── Source text ──

TeraPower is a clever attempt at a fast reactor using uranium/plutonium fuel. We have had various fast reactors (commercial and research) since the 70s. IIRC they tend to be very twitchy, and have proliferation issues.
Thorium reactors, a.k.a LFTR, a.k.a. "hope-ium" are still very much on the drawing board. They have some nice properties (stability, safer, liquid based).
p.s. I am pro renewable. Nuclear will comeback around 2050 when we run out of space...
India has made an explicit decision not to sign the nuclear non-proliferation treaty (NPT). As a member of the Nuclear Suppliers Group, Australia is supposed to export only to countries that have signed the NPT. An exemption has been granted to India. This means India is receiving uranium from Australia, but its facilities are not subject to the full range of inspections required under the NPT. It's reasonable to assume that India will go as far as it can in its role as a non-signatory to the NPT.
Essentially India said "trust us", and Australia said "show us the money."
Not only do we have low assurance that Australian uranium won't end up in weapons, but indigenous sources of uranium can now be dedicated 100% to weapons, instead of being shared with energy production. There is also the use of neutrons from 'energy uranium' being used to produce tritium from lithium-6, which is essential for producing fusion boosted and thermonuclear weapons.
I guess you're right under the definition of proliferation being a new nation gaining nuclear weapons. I was thinking of proliferation, in the sense of their being more nuclear weapons, even if it doesn't involve a new nation.
I don't see any reason why countries committed to nuclear non-proliferation should endeavour to make weapon production cheaper. In fact, they should have to decide between peaceful uses and weapons of mass destruction.
Speaking only about U233, produced in the thorium fuel cycle: it's been used in composite fission cores in several tests by USA and (then-) USSR. There may have been one small test of an unmixed U233 device by India. [1]
So maybe U233 could be used to make a weapon. I don't know whether that possibility makes it a big proliferation risk or not.

───
── Input data ──

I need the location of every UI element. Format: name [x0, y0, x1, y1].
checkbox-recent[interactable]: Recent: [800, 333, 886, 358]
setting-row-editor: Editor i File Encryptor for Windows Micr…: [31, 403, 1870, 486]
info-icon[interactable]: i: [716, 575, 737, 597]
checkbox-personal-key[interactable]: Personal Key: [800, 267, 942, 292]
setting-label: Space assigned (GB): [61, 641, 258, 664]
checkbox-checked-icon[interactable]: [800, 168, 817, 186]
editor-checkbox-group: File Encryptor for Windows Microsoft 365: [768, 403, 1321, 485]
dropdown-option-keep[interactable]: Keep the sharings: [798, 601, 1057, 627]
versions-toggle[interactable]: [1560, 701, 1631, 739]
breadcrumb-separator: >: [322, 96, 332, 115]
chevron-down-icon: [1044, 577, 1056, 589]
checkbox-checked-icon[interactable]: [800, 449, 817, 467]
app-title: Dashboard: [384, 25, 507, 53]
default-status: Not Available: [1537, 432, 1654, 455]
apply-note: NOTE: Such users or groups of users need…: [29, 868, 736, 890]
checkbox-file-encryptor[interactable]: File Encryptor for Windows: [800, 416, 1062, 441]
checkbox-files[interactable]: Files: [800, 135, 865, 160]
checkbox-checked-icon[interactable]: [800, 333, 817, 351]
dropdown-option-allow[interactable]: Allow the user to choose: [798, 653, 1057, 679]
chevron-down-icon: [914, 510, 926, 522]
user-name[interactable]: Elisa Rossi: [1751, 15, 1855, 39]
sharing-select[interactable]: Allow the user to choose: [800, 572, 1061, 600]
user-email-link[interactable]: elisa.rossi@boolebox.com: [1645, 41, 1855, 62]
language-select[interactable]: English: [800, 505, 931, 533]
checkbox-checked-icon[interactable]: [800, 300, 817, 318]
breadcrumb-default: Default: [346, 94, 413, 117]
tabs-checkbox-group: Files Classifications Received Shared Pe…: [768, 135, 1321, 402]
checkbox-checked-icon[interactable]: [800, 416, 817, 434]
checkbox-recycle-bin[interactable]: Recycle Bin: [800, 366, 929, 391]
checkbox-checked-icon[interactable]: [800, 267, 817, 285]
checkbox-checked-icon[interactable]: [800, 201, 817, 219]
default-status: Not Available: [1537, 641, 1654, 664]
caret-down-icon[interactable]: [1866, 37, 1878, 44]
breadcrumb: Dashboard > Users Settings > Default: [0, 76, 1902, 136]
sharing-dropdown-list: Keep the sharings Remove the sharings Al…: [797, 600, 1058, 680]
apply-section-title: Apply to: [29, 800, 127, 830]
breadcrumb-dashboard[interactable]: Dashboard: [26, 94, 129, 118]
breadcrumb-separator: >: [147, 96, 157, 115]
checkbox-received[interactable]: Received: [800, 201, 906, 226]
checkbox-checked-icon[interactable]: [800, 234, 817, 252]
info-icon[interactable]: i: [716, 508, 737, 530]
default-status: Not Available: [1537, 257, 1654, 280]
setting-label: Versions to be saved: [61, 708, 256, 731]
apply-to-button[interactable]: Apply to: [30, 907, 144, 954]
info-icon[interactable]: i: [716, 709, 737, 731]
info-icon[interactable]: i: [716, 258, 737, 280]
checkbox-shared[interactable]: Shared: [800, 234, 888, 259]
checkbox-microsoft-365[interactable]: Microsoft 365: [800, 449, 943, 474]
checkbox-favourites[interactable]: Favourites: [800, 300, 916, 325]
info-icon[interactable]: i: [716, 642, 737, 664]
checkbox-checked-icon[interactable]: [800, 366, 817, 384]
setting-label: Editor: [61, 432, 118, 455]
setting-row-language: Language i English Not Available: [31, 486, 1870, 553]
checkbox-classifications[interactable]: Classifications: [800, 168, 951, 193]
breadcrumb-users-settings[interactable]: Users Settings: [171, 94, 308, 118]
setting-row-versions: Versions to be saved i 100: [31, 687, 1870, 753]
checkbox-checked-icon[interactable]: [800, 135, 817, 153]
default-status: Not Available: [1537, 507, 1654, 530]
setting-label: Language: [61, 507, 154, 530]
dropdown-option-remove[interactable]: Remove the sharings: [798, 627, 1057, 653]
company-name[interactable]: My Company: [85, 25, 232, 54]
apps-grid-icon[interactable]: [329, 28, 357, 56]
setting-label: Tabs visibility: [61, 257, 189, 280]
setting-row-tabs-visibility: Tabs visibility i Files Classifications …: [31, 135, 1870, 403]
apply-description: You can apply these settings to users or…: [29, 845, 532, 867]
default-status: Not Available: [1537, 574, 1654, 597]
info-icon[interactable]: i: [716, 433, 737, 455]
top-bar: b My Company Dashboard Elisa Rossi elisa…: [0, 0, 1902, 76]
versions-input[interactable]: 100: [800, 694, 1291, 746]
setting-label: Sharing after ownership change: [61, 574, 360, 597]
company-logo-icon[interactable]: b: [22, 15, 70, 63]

───

Actions to take
#1 Reproduce word for word the passage of the forum thread on nuclear proliferation from "Not only do" to "a new nation.".
#2 Translate this sentence from the forum thread on nuclear proliferation into Spanish: "As a member of the Nuclear Suppliers Group, Australia is supposed to export only to countries that have signed the NPT."

Responses for each task
#1
Not only do we have low assurance that Australian uranium won't end up in weapons, but indigenous sources of uranium can now be dedicated 100% to weapons, instead of being shared with energy production. There is also the use of neutrons from 'energy uranium' being used to produce tritium from lithium-6, which is essential for producing fusion boosted and thermonuclear weapons.
I guess you're right under the definition of proliferation being a new nation gaining nuclear weapons. I was thinking of proliferation, in the sense of their being more nuclear weapons, even if it doesn't involve a new nation.

#2 Como miembro del Grupo de Suministradores Nucleares, se supone que Australia solo exporta a países que han firmado el TNP.